_What this task involves:_
Copy every line of the entries that includes the word "który".
□ □ □ □
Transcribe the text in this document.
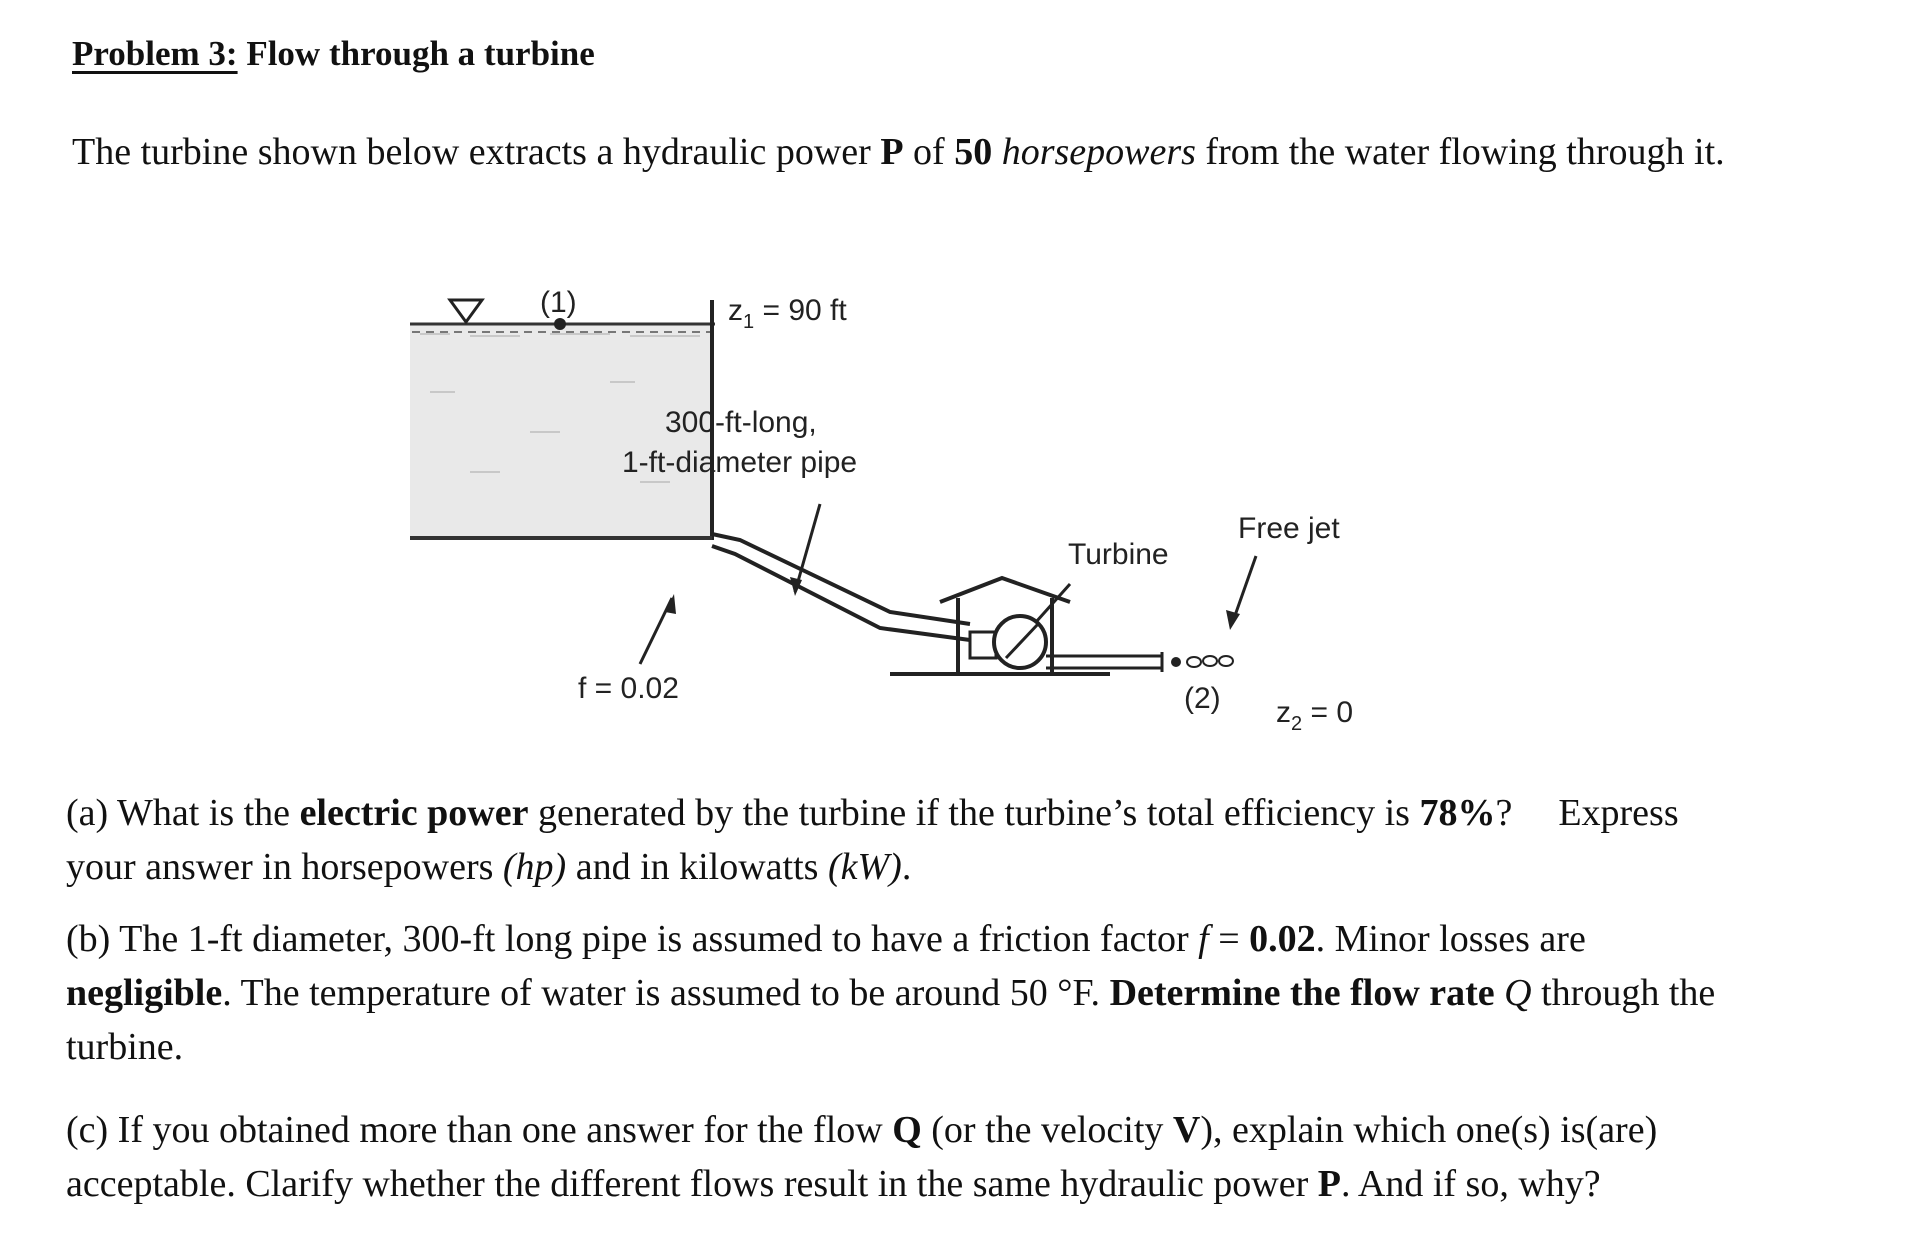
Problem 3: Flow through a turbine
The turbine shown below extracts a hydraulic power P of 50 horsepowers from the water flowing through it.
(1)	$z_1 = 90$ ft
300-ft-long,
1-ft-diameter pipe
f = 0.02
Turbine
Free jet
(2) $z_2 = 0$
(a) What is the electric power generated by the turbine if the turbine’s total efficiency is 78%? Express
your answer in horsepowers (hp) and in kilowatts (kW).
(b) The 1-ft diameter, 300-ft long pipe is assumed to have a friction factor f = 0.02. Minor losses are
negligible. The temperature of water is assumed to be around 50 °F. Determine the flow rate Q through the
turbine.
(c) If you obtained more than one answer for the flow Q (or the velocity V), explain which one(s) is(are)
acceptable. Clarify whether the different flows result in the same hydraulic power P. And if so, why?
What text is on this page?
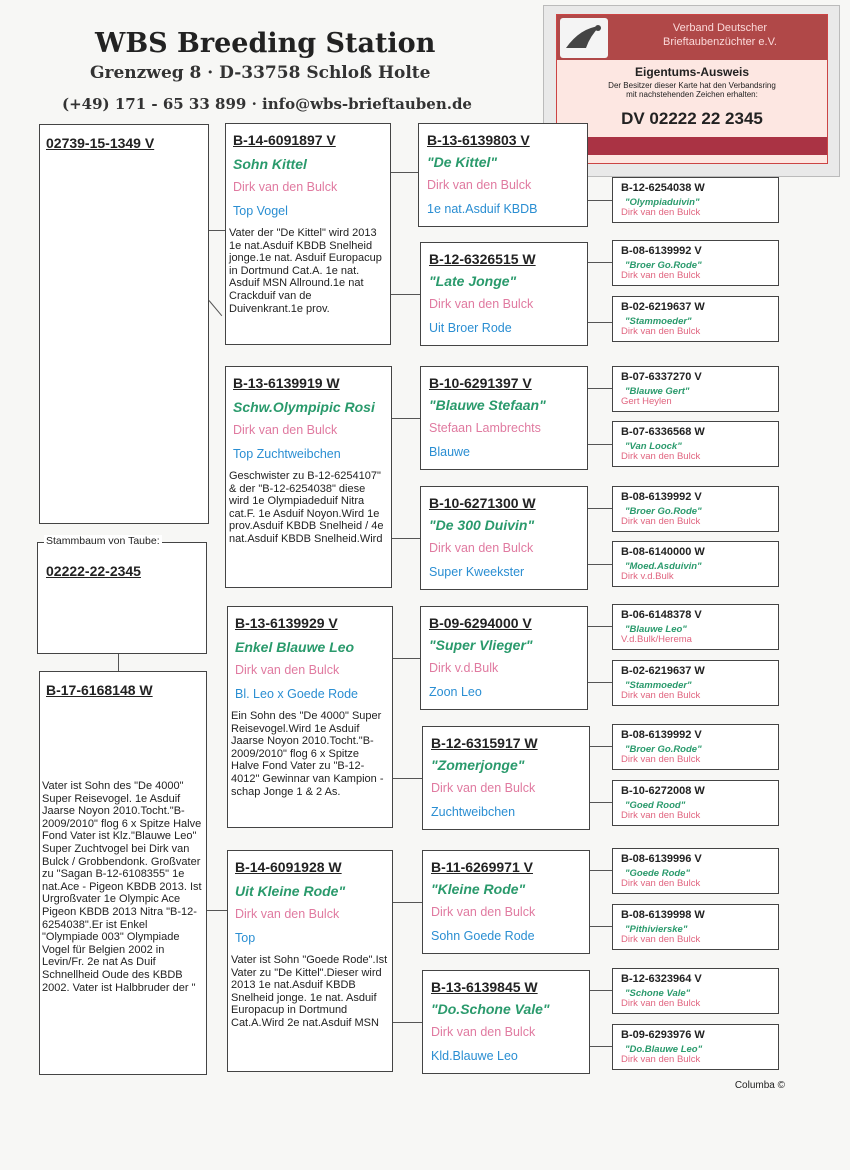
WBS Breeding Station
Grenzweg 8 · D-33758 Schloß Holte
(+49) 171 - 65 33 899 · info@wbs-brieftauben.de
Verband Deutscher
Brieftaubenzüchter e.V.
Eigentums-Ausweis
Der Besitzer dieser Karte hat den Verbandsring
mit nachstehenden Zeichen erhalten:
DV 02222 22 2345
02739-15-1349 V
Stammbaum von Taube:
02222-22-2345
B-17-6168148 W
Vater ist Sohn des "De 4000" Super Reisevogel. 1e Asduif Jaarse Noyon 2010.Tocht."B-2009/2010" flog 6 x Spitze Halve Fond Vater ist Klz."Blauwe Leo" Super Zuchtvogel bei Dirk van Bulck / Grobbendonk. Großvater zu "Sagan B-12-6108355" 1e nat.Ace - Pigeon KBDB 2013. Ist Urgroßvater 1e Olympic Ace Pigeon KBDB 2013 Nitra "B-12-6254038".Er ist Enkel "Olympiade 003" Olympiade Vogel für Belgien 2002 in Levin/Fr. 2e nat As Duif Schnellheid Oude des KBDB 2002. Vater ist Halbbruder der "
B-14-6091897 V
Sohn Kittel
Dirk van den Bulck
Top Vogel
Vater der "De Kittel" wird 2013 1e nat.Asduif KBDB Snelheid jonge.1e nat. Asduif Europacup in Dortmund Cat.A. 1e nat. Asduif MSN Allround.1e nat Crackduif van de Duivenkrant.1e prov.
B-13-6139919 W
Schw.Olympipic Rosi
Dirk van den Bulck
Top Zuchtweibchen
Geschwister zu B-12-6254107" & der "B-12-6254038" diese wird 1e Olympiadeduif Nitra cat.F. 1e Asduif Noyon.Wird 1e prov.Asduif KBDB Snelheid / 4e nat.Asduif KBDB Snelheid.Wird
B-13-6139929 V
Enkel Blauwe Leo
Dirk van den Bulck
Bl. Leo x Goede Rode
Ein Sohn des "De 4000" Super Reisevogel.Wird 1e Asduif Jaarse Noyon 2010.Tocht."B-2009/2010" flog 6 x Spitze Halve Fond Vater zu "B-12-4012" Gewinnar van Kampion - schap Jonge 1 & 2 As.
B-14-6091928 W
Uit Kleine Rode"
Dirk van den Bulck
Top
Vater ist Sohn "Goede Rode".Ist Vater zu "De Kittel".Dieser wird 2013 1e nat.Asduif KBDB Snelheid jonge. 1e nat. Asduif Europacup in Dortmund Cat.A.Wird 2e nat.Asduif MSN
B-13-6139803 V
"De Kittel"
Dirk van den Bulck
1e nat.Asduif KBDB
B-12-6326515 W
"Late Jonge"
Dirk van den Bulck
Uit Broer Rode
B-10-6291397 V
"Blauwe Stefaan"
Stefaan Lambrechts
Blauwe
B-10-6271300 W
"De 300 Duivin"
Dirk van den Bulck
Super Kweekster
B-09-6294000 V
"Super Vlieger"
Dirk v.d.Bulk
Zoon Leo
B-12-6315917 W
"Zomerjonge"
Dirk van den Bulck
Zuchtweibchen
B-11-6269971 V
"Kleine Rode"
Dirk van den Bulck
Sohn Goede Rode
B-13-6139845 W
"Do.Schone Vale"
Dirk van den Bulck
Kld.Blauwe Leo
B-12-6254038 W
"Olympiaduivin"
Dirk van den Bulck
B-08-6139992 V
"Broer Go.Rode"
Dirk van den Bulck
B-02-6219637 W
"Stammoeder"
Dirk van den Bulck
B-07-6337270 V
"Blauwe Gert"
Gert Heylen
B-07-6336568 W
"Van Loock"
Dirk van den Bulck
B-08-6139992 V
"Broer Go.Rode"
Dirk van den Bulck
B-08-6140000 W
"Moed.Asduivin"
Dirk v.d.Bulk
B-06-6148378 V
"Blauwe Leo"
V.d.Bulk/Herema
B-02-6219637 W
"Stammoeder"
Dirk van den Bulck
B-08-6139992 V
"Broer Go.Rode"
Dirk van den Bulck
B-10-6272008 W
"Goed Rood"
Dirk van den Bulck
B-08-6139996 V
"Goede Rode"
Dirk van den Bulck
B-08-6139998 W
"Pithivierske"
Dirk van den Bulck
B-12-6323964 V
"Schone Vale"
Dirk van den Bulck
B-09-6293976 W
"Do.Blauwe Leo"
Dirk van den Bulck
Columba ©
□ □ □ □
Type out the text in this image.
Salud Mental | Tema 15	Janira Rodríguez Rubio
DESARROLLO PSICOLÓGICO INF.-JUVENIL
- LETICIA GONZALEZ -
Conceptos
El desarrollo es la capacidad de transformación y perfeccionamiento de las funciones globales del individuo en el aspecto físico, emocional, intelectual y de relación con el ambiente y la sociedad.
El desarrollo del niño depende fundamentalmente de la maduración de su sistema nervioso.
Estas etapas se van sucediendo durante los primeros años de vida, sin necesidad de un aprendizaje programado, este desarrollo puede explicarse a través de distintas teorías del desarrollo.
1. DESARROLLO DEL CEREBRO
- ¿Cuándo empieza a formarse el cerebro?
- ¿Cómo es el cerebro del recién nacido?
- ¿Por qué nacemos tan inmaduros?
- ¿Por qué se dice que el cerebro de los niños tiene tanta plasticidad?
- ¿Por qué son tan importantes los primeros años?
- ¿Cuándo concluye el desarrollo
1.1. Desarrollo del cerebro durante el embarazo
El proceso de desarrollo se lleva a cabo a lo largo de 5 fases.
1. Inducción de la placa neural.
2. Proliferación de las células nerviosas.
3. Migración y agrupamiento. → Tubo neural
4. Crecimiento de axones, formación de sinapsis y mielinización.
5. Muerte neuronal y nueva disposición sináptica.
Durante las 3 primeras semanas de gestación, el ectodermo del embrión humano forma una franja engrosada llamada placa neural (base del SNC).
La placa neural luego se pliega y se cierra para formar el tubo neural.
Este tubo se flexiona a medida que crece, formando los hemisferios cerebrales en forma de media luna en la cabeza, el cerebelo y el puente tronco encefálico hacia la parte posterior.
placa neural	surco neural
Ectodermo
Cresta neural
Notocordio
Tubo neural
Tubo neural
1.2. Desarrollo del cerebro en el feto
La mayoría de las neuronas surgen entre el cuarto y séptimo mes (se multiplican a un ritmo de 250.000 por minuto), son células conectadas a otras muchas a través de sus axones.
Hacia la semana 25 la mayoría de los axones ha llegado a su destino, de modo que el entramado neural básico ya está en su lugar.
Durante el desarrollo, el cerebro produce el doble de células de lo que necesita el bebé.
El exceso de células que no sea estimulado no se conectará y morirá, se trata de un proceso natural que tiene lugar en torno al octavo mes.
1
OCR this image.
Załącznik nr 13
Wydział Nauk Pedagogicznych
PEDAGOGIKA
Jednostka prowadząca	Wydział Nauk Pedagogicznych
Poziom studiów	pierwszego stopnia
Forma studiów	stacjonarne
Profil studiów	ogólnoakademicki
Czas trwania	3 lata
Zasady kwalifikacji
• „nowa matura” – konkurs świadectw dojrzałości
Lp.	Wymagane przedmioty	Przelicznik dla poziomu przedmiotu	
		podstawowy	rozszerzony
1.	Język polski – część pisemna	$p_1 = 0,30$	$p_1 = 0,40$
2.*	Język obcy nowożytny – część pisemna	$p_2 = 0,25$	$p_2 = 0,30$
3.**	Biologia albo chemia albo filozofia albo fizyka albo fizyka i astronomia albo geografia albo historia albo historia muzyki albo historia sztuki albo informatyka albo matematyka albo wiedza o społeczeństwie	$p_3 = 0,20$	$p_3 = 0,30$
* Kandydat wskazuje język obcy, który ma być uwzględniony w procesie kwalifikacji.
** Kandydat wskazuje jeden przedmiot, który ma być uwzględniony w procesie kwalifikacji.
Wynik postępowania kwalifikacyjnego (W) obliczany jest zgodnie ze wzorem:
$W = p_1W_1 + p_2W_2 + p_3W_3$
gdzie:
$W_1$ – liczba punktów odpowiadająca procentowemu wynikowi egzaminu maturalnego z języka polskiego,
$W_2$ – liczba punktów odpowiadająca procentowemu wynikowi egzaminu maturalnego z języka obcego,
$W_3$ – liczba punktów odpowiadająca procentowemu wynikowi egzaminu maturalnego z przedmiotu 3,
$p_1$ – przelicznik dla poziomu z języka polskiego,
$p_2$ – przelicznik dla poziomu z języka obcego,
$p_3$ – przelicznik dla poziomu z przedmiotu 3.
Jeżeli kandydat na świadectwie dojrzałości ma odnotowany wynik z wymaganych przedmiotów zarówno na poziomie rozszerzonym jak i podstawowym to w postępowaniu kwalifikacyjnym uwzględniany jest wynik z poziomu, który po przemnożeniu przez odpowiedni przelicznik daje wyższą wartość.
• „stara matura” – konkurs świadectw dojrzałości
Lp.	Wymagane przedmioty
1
□ □ □ □
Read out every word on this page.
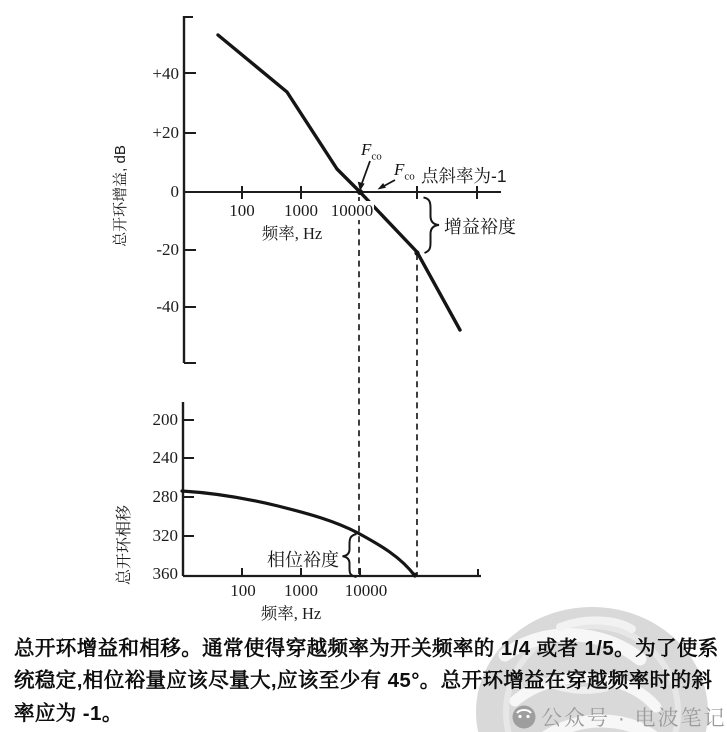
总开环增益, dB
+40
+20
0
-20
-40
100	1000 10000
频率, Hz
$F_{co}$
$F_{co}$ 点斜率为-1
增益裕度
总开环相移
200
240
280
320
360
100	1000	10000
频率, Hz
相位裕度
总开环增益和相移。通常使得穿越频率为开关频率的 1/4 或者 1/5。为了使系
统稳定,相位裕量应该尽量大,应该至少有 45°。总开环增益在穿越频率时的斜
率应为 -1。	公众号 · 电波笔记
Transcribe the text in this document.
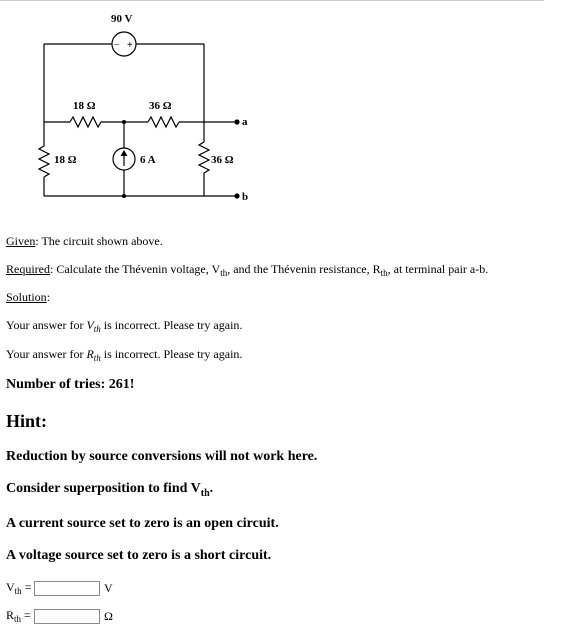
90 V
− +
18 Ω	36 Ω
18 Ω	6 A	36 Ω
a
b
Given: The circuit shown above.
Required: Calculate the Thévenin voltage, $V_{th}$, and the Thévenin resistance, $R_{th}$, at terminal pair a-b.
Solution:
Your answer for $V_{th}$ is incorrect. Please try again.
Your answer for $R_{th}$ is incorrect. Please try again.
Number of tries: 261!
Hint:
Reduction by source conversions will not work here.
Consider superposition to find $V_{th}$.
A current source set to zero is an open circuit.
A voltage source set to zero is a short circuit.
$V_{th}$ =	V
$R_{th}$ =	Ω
□ □ □ □
_Complete output:_
* Kandydat wskazuje język obcy, który ma być uwzględniony w procesie kwalifikacji.
** Kandydat wskazuje jeden przedmiot, który ma być uwzględniony w procesie kwalifikacji.
Jeżeli kandydat na świadectwie dojrzałości ma odnotowany wynik z wymaganych przedmiotów zarówno na poziomie rozszerzonym jak i podstawowym to w postępowaniu kwalifikacyjnym uwzględniany jest wynik z poziomu, który po przemnożeniu przez odpowiedni przelicznik daje wyższą wartość.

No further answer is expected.